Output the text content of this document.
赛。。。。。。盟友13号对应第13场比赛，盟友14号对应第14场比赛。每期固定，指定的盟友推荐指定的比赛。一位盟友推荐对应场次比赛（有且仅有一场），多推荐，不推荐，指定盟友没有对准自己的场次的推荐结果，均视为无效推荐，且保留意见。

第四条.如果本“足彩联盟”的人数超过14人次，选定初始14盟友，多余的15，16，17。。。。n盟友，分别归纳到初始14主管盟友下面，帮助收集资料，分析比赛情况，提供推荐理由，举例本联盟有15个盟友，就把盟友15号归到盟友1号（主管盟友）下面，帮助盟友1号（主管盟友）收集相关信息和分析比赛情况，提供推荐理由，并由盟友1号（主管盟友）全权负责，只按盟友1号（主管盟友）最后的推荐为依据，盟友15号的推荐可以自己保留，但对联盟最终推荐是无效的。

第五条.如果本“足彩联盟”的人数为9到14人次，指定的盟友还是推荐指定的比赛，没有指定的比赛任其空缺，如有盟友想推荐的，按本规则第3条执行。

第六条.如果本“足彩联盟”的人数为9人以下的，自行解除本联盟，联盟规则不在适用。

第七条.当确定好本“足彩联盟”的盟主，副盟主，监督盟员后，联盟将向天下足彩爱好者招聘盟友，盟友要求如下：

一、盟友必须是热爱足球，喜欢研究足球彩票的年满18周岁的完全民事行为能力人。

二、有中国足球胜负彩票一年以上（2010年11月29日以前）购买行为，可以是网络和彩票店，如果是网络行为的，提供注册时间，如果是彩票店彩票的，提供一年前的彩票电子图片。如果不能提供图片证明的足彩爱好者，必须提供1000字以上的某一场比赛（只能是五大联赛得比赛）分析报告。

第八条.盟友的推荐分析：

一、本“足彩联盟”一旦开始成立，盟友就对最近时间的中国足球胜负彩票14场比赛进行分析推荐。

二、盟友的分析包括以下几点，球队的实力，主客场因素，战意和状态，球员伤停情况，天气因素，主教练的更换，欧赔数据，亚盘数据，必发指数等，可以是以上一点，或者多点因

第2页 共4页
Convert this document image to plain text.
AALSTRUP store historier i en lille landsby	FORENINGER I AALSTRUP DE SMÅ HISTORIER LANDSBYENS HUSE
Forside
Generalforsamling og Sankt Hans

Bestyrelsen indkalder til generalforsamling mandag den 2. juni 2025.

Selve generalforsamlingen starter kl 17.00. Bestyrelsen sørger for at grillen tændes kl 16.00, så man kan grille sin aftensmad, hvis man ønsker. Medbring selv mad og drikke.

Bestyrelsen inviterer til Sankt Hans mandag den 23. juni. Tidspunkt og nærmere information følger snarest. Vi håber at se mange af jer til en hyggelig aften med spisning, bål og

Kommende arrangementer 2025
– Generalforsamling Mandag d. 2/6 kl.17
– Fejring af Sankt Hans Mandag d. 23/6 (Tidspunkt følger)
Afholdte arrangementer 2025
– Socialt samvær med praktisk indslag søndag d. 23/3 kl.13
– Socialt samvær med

--------------------------------

• What you should do: Write the lines out exactly, from the one with "Convert this document image to plain text." down to the last line of the listing, and leave out all others.

• Finished answer:
Convert this document image to plain text.
AALSTRUP store historier i en lille landsby	FORENINGER I AALSTRUP DE SMÅ HISTORIER LANDSBYENS HUSE
Forside
Generalforsamling og Sankt Hans

Bestyrelsen indkalder til generalforsamling mandag den 2. juni 2025.

Selve generalforsamlingen starter kl 17.00. Bestyrelsen sørger for at grillen tændes kl 16.00, så man kan grille sin aftensmad, hvis man ønsker. Medbring selv mad og drikke.

Bestyrelsen inviterer til Sankt Hans mandag den 23. juni. Tidspunkt og nærmere information følger snarest. Vi håber at se mange af jer til en hyggelig aften med spisning, bål og

Kommende arrangementer 2025
– Generalforsamling Mandag d. 2/6 kl.17
– Fejring af Sankt Hans Mandag d. 23/6 (Tidspunkt følger)
Afholdte arrangementer 2025
– Socialt samvær med praktisk indslag søndag d. 23/3 kl.13
– Socialt samvær med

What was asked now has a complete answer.